Work to be completed: Quote the data below in full, minus the images.

***** Data supplied

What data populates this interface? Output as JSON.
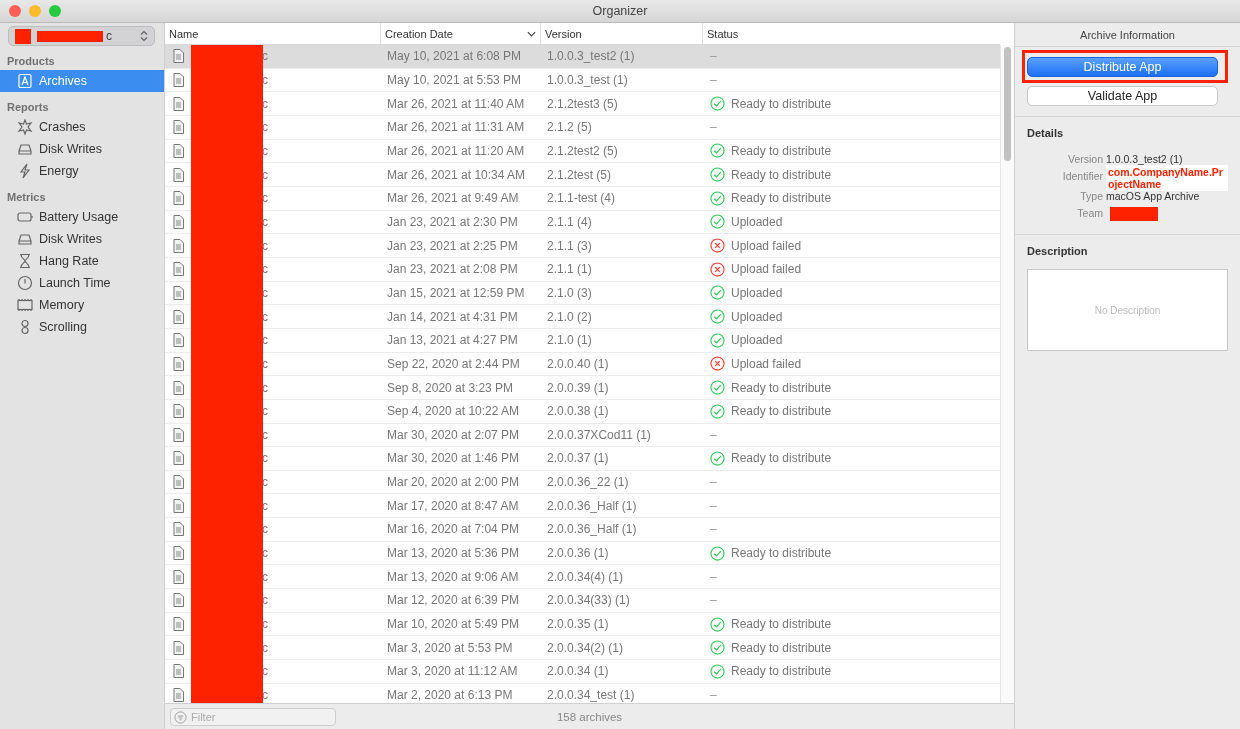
{
  "window": {
    "title": "Organizer"
  },
  "project_selector": {
    "value": "c"
  },
  "sidebar": {
    "sections": [
      {
        "title": "Products",
        "items": [
          {
            "label": "Archives",
            "kind": "archive",
            "selected": true
          }
        ]
      },
      {
        "title": "Reports",
        "items": [
          {
            "label": "Crashes",
            "kind": "crash",
            "selected": false
          },
          {
            "label": "Disk Writes",
            "kind": "disk",
            "selected": false
          },
          {
            "label": "Energy",
            "kind": "energy",
            "selected": false
          }
        ]
      },
      {
        "title": "Metrics",
        "items": [
          {
            "label": "Battery Usage",
            "kind": "battery",
            "selected": false
          },
          {
            "label": "Disk Writes",
            "kind": "disk",
            "selected": false
          },
          {
            "label": "Hang Rate",
            "kind": "hourglass",
            "selected": false
          },
          {
            "label": "Launch Time",
            "kind": "clock",
            "selected": false
          },
          {
            "label": "Memory",
            "kind": "memory",
            "selected": false
          },
          {
            "label": "Scrolling",
            "kind": "scroll",
            "selected": false
          }
        ]
      }
    ]
  },
  "table": {
    "columns": [
      {
        "label": "Name",
        "sorted": false
      },
      {
        "label": "Creation Date",
        "sorted": true
      },
      {
        "label": "Version",
        "sorted": false
      },
      {
        "label": "Status",
        "sorted": false
      }
    ],
    "rows": [
      {
        "name": "c",
        "date": "May 10, 2021 at 6:08 PM",
        "version": "1.0.0.3_test2 (1)",
        "status": "–",
        "kind": "none",
        "selected": true
      },
      {
        "name": "c",
        "date": "May 10, 2021 at 5:53 PM",
        "version": "1.0.0.3_test (1)",
        "status": "–",
        "kind": "none",
        "selected": false
      },
      {
        "name": "c",
        "date": "Mar 26, 2021 at 11:40 AM",
        "version": "2.1.2test3 (5)",
        "status": "Ready to distribute",
        "kind": "ok",
        "selected": false
      },
      {
        "name": "c",
        "date": "Mar 26, 2021 at 11:31 AM",
        "version": "2.1.2 (5)",
        "status": "–",
        "kind": "none",
        "selected": false
      },
      {
        "name": "c",
        "date": "Mar 26, 2021 at 11:20 AM",
        "version": "2.1.2test2 (5)",
        "status": "Ready to distribute",
        "kind": "ok",
        "selected": false
      },
      {
        "name": "c",
        "date": "Mar 26, 2021 at 10:34 AM",
        "version": "2.1.2test (5)",
        "status": "Ready to distribute",
        "kind": "ok",
        "selected": false
      },
      {
        "name": "c",
        "date": "Mar 26, 2021 at 9:49 AM",
        "version": "2.1.1-test (4)",
        "status": "Ready to distribute",
        "kind": "ok",
        "selected": false
      },
      {
        "name": "c",
        "date": "Jan 23, 2021 at 2:30 PM",
        "version": "2.1.1 (4)",
        "status": "Uploaded",
        "kind": "ok",
        "selected": false
      },
      {
        "name": "c",
        "date": "Jan 23, 2021 at 2:25 PM",
        "version": "2.1.1 (3)",
        "status": "Upload failed",
        "kind": "failed",
        "selected": false
      },
      {
        "name": "c",
        "date": "Jan 23, 2021 at 2:08 PM",
        "version": "2.1.1 (1)",
        "status": "Upload failed",
        "kind": "failed",
        "selected": false
      },
      {
        "name": "c",
        "date": "Jan 15, 2021 at 12:59 PM",
        "version": "2.1.0 (3)",
        "status": "Uploaded",
        "kind": "ok",
        "selected": false
      },
      {
        "name": "c",
        "date": "Jan 14, 2021 at 4:31 PM",
        "version": "2.1.0 (2)",
        "status": "Uploaded",
        "kind": "ok",
        "selected": false
      },
      {
        "name": "c",
        "date": "Jan 13, 2021 at 4:27 PM",
        "version": "2.1.0 (1)",
        "status": "Uploaded",
        "kind": "ok",
        "selected": false
      },
      {
        "name": "c",
        "date": "Sep 22, 2020 at 2:44 PM",
        "version": "2.0.0.40 (1)",
        "status": "Upload failed",
        "kind": "failed",
        "selected": false
      },
      {
        "name": "c",
        "date": "Sep 8, 2020 at 3:23 PM",
        "version": "2.0.0.39 (1)",
        "status": "Ready to distribute",
        "kind": "ok",
        "selected": false
      },
      {
        "name": "c",
        "date": "Sep 4, 2020 at 10:22 AM",
        "version": "2.0.0.38 (1)",
        "status": "Ready to distribute",
        "kind": "ok",
        "selected": false
      },
      {
        "name": "c",
        "date": "Mar 30, 2020 at 2:07 PM",
        "version": "2.0.0.37XCod11 (1)",
        "status": "–",
        "kind": "none",
        "selected": false
      },
      {
        "name": "c",
        "date": "Mar 30, 2020 at 1:46 PM",
        "version": "2.0.0.37 (1)",
        "status": "Ready to distribute",
        "kind": "ok",
        "selected": false
      },
      {
        "name": "c",
        "date": "Mar 20, 2020 at 2:00 PM",
        "version": "2.0.0.36_22 (1)",
        "status": "–",
        "kind": "none",
        "selected": false
      },
      {
        "name": "c",
        "date": "Mar 17, 2020 at 8:47 AM",
        "version": "2.0.0.36_Half (1)",
        "status": "–",
        "kind": "none",
        "selected": false
      },
      {
        "name": "c",
        "date": "Mar 16, 2020 at 7:04 PM",
        "version": "2.0.0.36_Half (1)",
        "status": "–",
        "kind": "none",
        "selected": false
      },
      {
        "name": "c",
        "date": "Mar 13, 2020 at 5:36 PM",
        "version": "2.0.0.36 (1)",
        "status": "Ready to distribute",
        "kind": "ok",
        "selected": false
      },
      {
        "name": "c",
        "date": "Mar 13, 2020 at 9:06 AM",
        "version": "2.0.0.34(4) (1)",
        "status": "–",
        "kind": "none",
        "selected": false
      },
      {
        "name": "c",
        "date": "Mar 12, 2020 at 6:39 PM",
        "version": "2.0.0.34(33) (1)",
        "status": "–",
        "kind": "none",
        "selected": false
      },
      {
        "name": "c",
        "date": "Mar 10, 2020 at 5:49 PM",
        "version": "2.0.0.35 (1)",
        "status": "Ready to distribute",
        "kind": "ok",
        "selected": false
      },
      {
        "name": "c",
        "date": "Mar 3, 2020 at 5:53 PM",
        "version": "2.0.0.34(2) (1)",
        "status": "Ready to distribute",
        "kind": "ok",
        "selected": false
      },
      {
        "name": "c",
        "date": "Mar 3, 2020 at 11:12 AM",
        "version": "2.0.0.34 (1)",
        "status": "Ready to distribute",
        "kind": "ok",
        "selected": false
      },
      {
        "name": "c",
        "date": "Mar 2, 2020 at 6:13 PM",
        "version": "2.0.0.34_test (1)",
        "status": "–",
        "kind": "none",
        "selected": false
      }
    ]
  },
  "filter": {
    "placeholder": "Filter"
  },
  "status_bar": {
    "count": "158 archives"
  },
  "inspector": {
    "title": "Archive Information",
    "primary_button": "Distribute App",
    "secondary_button": "Validate App",
    "details_title": "Details",
    "details": [
      {
        "label": "Version",
        "value": "1.0.0.3_test2 (1)",
        "kind": "plain"
      },
      {
        "label": "Identifier",
        "value": "com.CompanyName.ProjectName",
        "kind": "annotated"
      },
      {
        "label": "Type",
        "value": "macOS App Archive",
        "kind": "plain"
      },
      {
        "label": "Team",
        "kind": "redacted"
      }
    ],
    "description_title": "Description",
    "description_placeholder": "No Description"
  }
}
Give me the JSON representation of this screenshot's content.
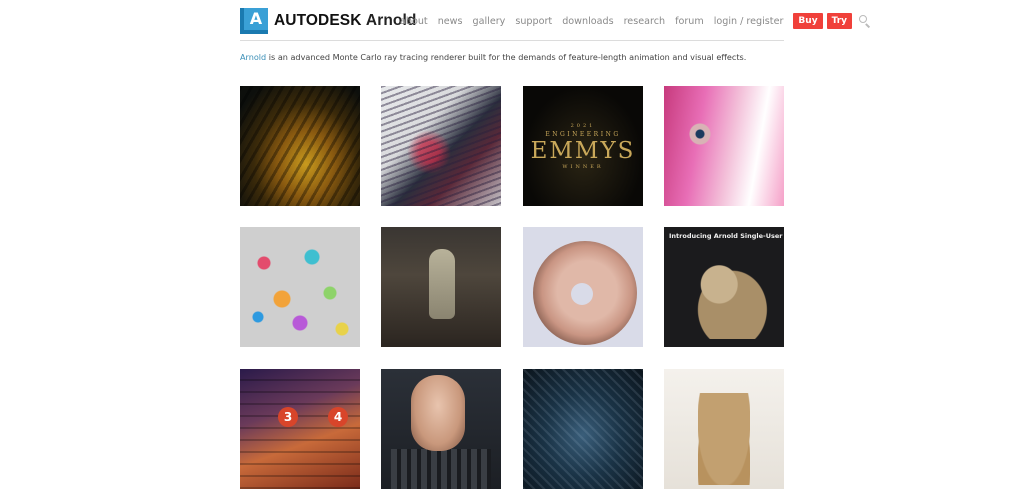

**********

Solution below:
What data populates this interface? Output as JSON.
{
  "window": {
    "title": "Organizer"
  },
  "project_selector": {
    "value": "c"
  },
  "sidebar": {
    "sections": [
      {
        "title": "Products",
        "items": [
          {
            "label": "Archives",
            "kind": "archive",
            "selected": true
          }
        ]
      },
      {
        "title": "Reports",
        "items": [
          {
            "label": "Crashes",
            "kind": "crash",
            "selected": false
          },
          {
            "label": "Disk Writes",
            "kind": "disk",
            "selected": false
          },
          {
            "label": "Energy",
            "kind": "energy",
            "selected": false
          }
        ]
      },
      {
        "title": "Metrics",
        "items": [
          {
            "label": "Battery Usage",
            "kind": "battery",
            "selected": false
          },
          {
            "label": "Disk Writes",
            "kind": "disk",
            "selected": false
          },
          {
            "label": "Hang Rate",
            "kind": "hourglass",
            "selected": false
          },
          {
            "label": "Launch Time",
            "kind": "clock",
            "selected": false
          },
          {
            "label": "Memory",
            "kind": "memory",
            "selected": false
          },
          {
            "label": "Scrolling",
            "kind": "scroll",
            "selected": false
          }
        ]
      }
    ]
  },
  "table": {
    "columns": [
      {
        "label": "Name",
        "sorted": false
      },
      {
        "label": "Creation Date",
        "sorted": true
      },
      {
        "label": "Version",
        "sorted": false
      },
      {
        "label": "Status",
        "sorted": false
      }
    ],
    "rows": [
      {
        "name": "c",
        "date": "May 10, 2021 at 6:08 PM",
        "version": "1.0.0.3_test2 (1)",
        "status": "–",
        "kind": "none",
        "selected": true
      },
      {
        "name": "c",
        "date": "May 10, 2021 at 5:53 PM",
        "version": "1.0.0.3_test (1)",
        "status": "–",
        "kind": "none",
        "selected": false
      },
      {
        "name": "c",
        "date": "Mar 26, 2021 at 11:40 AM",
        "version": "2.1.2test3 (5)",
        "status": "Ready to distribute",
        "kind": "ok",
        "selected": false
      },
      {
        "name": "c",
        "date": "Mar 26, 2021 at 11:31 AM",
        "version": "2.1.2 (5)",
        "status": "–",
        "kind": "none",
        "selected": false
      },
      {
        "name": "c",
        "date": "Mar 26, 2021 at 11:20 AM",
        "version": "2.1.2test2 (5)",
        "status": "Ready to distribute",
        "kind": "ok",
        "selected": false
      },
      {
        "name": "c",
        "date": "Mar 26, 2021 at 10:34 AM",
        "version": "2.1.2test (5)",
        "status": "Ready to distribute",
        "kind": "ok",
        "selected": false
      },
      {
        "name": "c",
        "date": "Mar 26, 2021 at 9:49 AM",
        "version": "2.1.1-test (4)",
        "status": "Ready to distribute",
        "kind": "ok",
        "selected": false
      },
      {
        "name": "c",
        "date": "Jan 23, 2021 at 2:30 PM",
        "version": "2.1.1 (4)",
        "status": "Uploaded",
        "kind": "ok",
        "selected": false
      },
      {
        "name": "c",
        "date": "Jan 23, 2021 at 2:25 PM",
        "version": "2.1.1 (3)",
        "status": "Upload failed",
        "kind": "failed",
        "selected": false
      },
      {
        "name": "c",
        "date": "Jan 23, 2021 at 2:08 PM",
        "version": "2.1.1 (1)",
        "status": "Upload failed",
        "kind": "failed",
        "selected": false
      },
      {
        "name": "c",
        "date": "Jan 15, 2021 at 12:59 PM",
        "version": "2.1.0 (3)",
        "status": "Uploaded",
        "kind": "ok",
        "selected": false
      },
      {
        "name": "c",
        "date": "Jan 14, 2021 at 4:31 PM",
        "version": "2.1.0 (2)",
        "status": "Uploaded",
        "kind": "ok",
        "selected": false
      },
      {
        "name": "c",
        "date": "Jan 13, 2021 at 4:27 PM",
        "version": "2.1.0 (1)",
        "status": "Uploaded",
        "kind": "ok",
        "selected": false
      },
      {
        "name": "c",
        "date": "Sep 22, 2020 at 2:44 PM",
        "version": "2.0.0.40 (1)",
        "status": "Upload failed",
        "kind": "failed",
        "selected": false
      },
      {
        "name": "c",
        "date": "Sep 8, 2020 at 3:23 PM",
        "version": "2.0.0.39 (1)",
        "status": "Ready to distribute",
        "kind": "ok",
        "selected": false
      },
      {
        "name": "c",
        "date": "Sep 4, 2020 at 10:22 AM",
        "version": "2.0.0.38 (1)",
        "status": "Ready to distribute",
        "kind": "ok",
        "selected": false
      },
      {
        "name": "c",
        "date": "Mar 30, 2020 at 2:07 PM",
        "version": "2.0.0.37XCod11 (1)",
        "status": "–",
        "kind": "none",
        "selected": false
      },
      {
        "name": "c",
        "date": "Mar 30, 2020 at 1:46 PM",
        "version": "2.0.0.37 (1)",
        "status": "Ready to distribute",
        "kind": "ok",
        "selected": false
      },
      {
        "name": "c",
        "date": "Mar 20, 2020 at 2:00 PM",
        "version": "2.0.0.36_22 (1)",
        "status": "–",
        "kind": "none",
        "selected": false
      },
      {
        "name": "c",
        "date": "Mar 17, 2020 at 8:47 AM",
        "version": "2.0.0.36_Half (1)",
        "status": "–",
        "kind": "none",
        "selected": false
      },
      {
        "name": "c",
        "date": "Mar 16, 2020 at 7:04 PM",
        "version": "2.0.0.36_Half (1)",
        "status": "–",
        "kind": "none",
        "selected": false
      },
      {
        "name": "c",
        "date": "Mar 13, 2020 at 5:36 PM",
        "version": "2.0.0.36 (1)",
        "status": "Ready to distribute",
        "kind": "ok",
        "selected": false
      },
      {
        "name": "c",
        "date": "Mar 13, 2020 at 9:06 AM",
        "version": "2.0.0.34(4) (1)",
        "status": "–",
        "kind": "none",
        "selected": false
      },
      {
        "name": "c",
        "date": "Mar 12, 2020 at 6:39 PM",
        "version": "2.0.0.34(33) (1)",
        "status": "–",
        "kind": "none",
        "selected": false
      },
      {
        "name": "c",
        "date": "Mar 10, 2020 at 5:49 PM",
        "version": "2.0.0.35 (1)",
        "status": "Ready to distribute",
        "kind": "ok",
        "selected": false
      },
      {
        "name": "c",
        "date": "Mar 3, 2020 at 5:53 PM",
        "version": "2.0.0.34(2) (1)",
        "status": "Ready to distribute",
        "kind": "ok",
        "selected": false
      },
      {
        "name": "c",
        "date": "Mar 3, 2020 at 11:12 AM",
        "version": "2.0.0.34 (1)",
        "status": "Ready to distribute",
        "kind": "ok",
        "selected": false
      },
      {
        "name": "c",
        "date": "Mar 2, 2020 at 6:13 PM",
        "version": "2.0.0.34_test (1)",
        "status": "–",
        "kind": "none",
        "selected": false
      }
    ]
  },
  "filter": {
    "placeholder": "Filter"
  },
  "status_bar": {
    "count": "158 archives"
  },
  "inspector": {
    "title": "Archive Information",
    "primary_button": "Distribute App",
    "secondary_button": "Validate App",
    "details_title": "Details",
    "details": [
      {
        "label": "Version",
        "value": "1.0.0.3_test2 (1)",
        "kind": "plain"
      },
      {
        "label": "Identifier",
        "value": "com.CompanyName.ProjectName",
        "kind": "annotated"
      },
      {
        "label": "Type",
        "value": "macOS App Archive",
        "kind": "plain"
      },
      {
        "label": "Team",
        "kind": "redacted"
      }
    ],
    "description_title": "Description",
    "description_placeholder": "No Description"
  }
}
Give me the JSON representation of this screenshot's content.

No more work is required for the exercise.